- A run of records -
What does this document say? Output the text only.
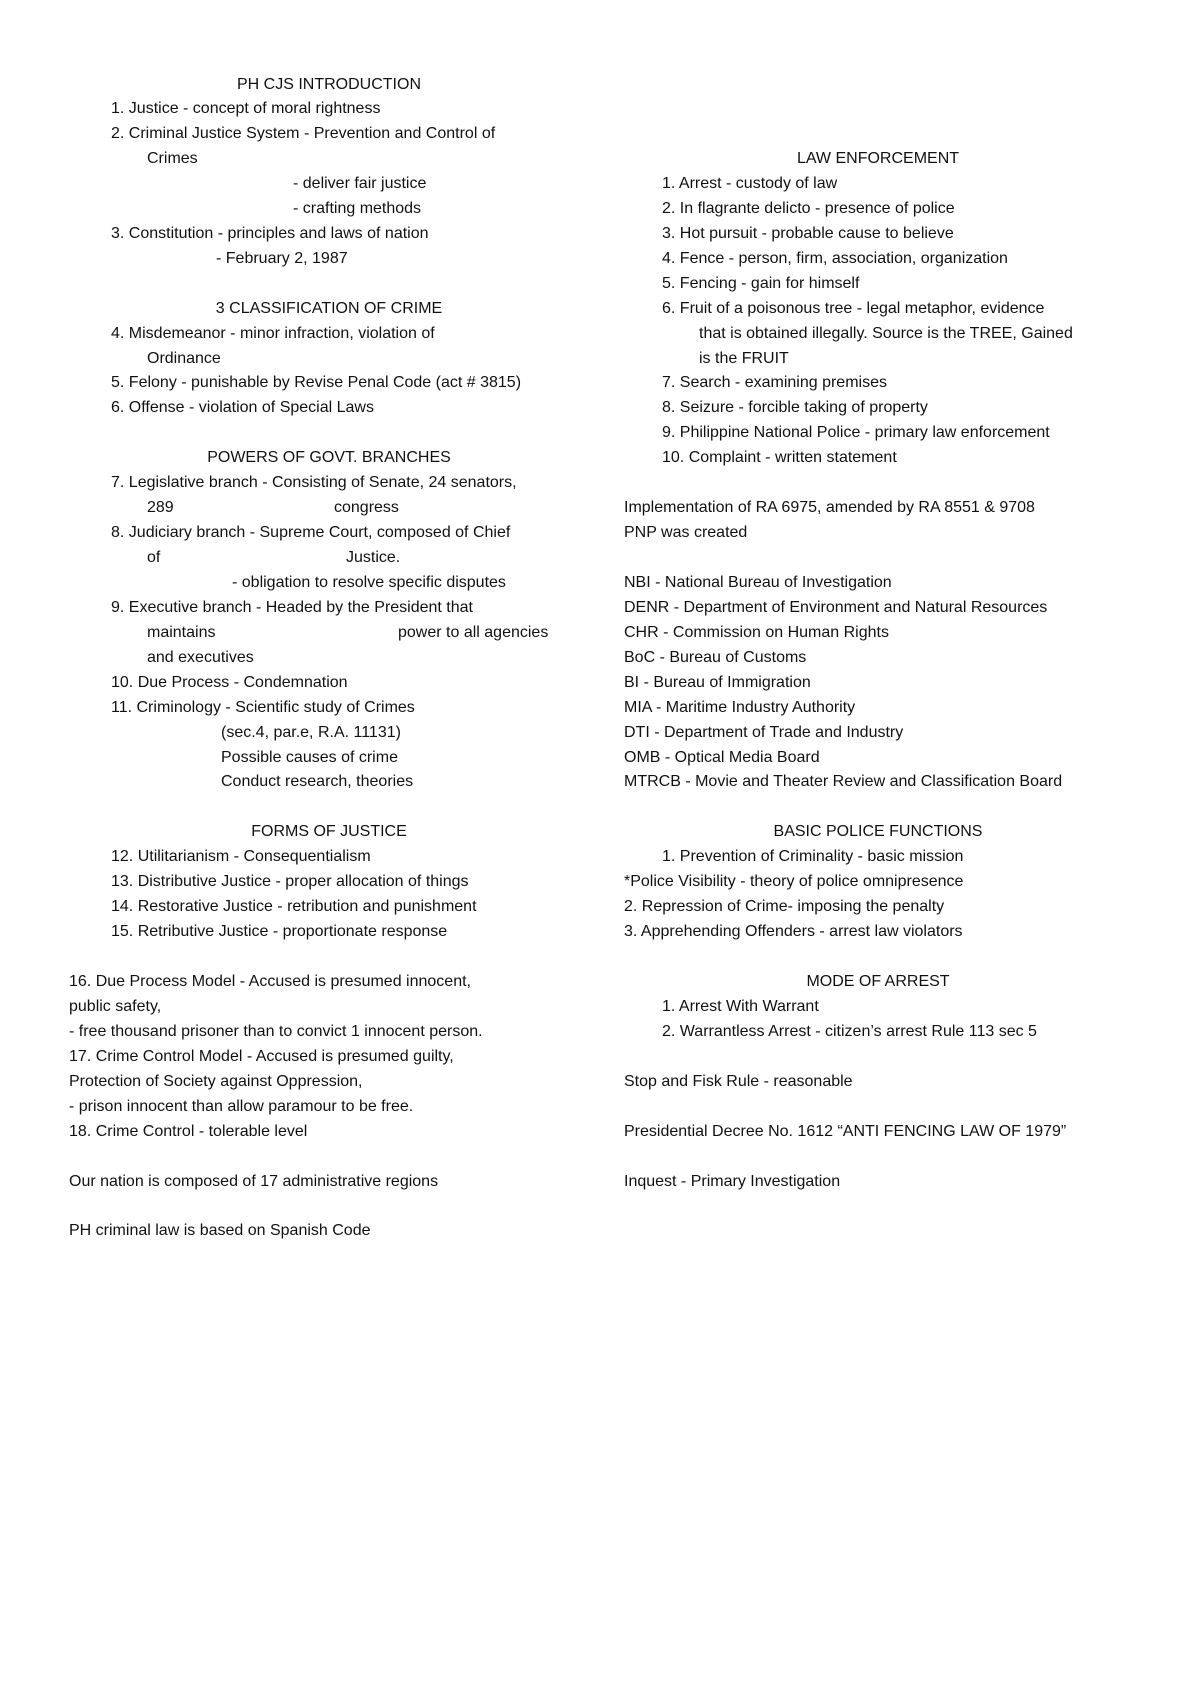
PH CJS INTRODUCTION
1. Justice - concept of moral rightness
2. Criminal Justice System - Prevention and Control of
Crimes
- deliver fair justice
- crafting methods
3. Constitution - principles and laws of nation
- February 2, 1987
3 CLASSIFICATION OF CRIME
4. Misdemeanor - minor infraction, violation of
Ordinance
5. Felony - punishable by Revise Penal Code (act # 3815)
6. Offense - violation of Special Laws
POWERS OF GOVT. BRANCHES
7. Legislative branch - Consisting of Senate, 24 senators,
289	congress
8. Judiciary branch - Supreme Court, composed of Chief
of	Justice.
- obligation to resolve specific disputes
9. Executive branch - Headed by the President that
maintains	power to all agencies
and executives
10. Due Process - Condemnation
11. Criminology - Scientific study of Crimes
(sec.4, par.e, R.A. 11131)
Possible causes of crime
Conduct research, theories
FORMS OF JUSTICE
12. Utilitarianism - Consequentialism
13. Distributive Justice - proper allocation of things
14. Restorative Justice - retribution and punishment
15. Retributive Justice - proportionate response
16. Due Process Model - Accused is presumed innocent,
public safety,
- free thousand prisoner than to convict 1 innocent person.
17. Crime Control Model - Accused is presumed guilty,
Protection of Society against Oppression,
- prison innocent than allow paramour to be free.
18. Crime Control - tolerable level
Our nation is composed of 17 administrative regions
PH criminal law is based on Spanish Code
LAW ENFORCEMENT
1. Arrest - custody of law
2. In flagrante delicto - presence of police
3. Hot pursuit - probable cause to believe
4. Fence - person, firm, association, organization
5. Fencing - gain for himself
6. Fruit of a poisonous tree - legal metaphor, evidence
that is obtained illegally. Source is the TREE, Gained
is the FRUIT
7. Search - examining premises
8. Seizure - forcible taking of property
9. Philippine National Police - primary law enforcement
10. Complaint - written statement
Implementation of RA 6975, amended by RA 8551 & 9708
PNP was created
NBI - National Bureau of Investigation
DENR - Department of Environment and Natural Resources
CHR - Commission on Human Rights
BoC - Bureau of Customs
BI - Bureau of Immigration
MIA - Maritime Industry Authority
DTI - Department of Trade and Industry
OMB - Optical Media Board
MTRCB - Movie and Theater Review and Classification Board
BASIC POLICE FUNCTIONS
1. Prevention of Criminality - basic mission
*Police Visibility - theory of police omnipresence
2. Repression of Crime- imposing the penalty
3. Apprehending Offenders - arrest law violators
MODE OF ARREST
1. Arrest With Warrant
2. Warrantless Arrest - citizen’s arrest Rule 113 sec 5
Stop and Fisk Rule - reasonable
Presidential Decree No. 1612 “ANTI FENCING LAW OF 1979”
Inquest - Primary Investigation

...

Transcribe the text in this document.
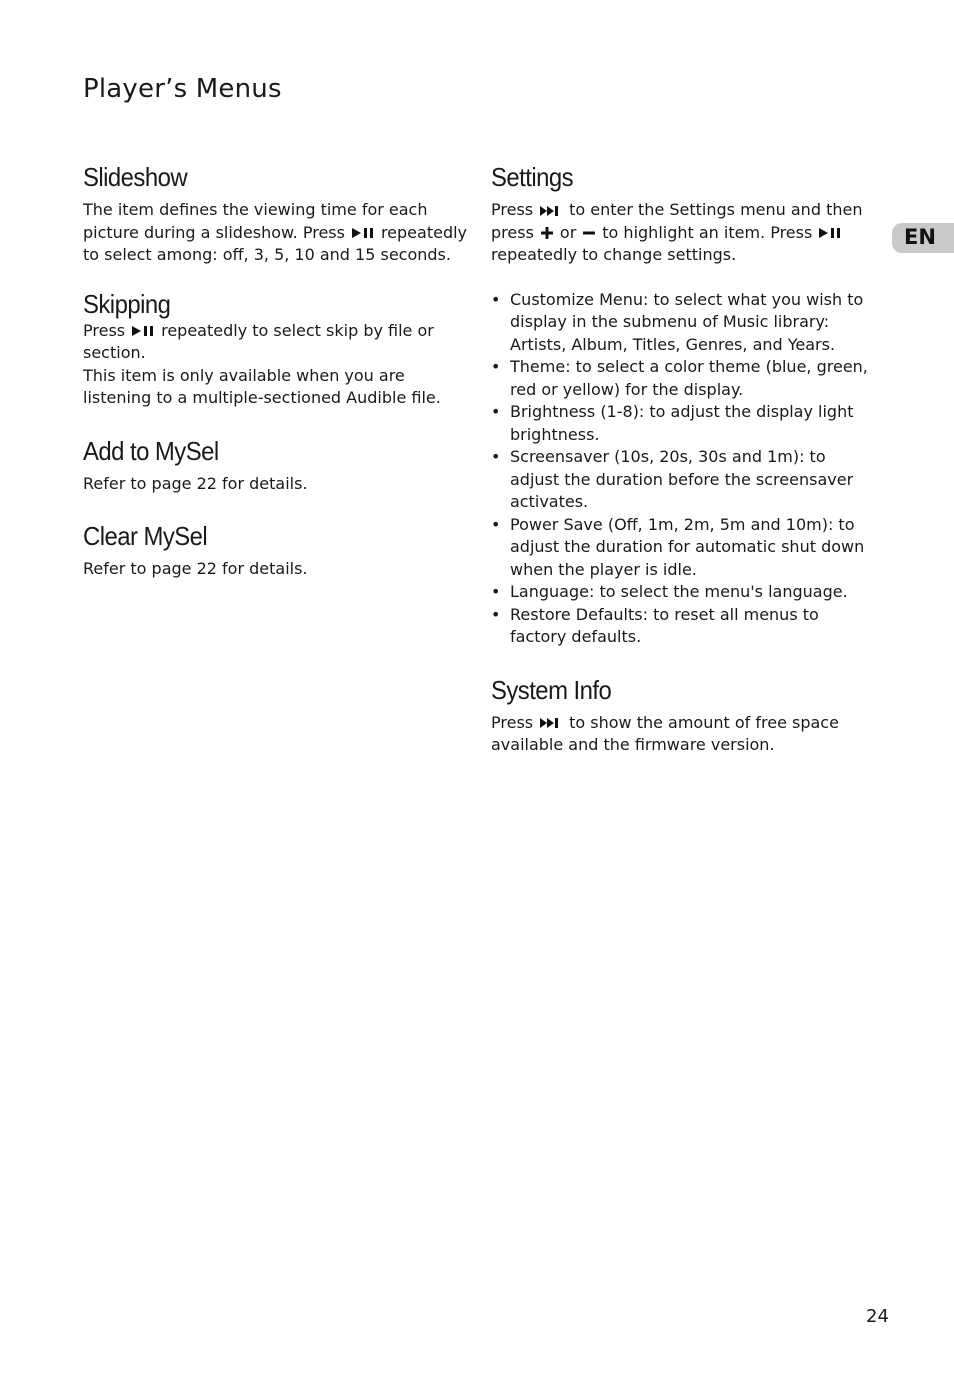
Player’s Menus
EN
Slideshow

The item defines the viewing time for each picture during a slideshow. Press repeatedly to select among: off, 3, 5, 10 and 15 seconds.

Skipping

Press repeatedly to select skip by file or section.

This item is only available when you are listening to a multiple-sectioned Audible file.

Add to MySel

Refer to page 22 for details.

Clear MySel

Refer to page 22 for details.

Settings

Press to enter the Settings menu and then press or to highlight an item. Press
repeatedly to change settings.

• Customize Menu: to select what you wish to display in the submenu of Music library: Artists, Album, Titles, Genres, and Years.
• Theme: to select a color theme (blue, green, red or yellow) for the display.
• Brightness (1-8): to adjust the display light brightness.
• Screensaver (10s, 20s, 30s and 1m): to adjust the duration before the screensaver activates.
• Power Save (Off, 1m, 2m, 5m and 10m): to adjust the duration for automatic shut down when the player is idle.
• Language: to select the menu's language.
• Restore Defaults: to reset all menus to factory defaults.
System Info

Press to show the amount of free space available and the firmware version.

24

- TASK -
Each line in the listing above that contains "adjust" should be copied.

- THE RESULT -
• Brightness (1-8): to adjust the display light brightness.
• Screensaver (10s, 20s, 30s and 1m): to adjust the duration before the screensaver activates.
• Power Save (Off, 1m, 2m, 5m and 10m): to adjust the duration for automatic shut down when the player is idle.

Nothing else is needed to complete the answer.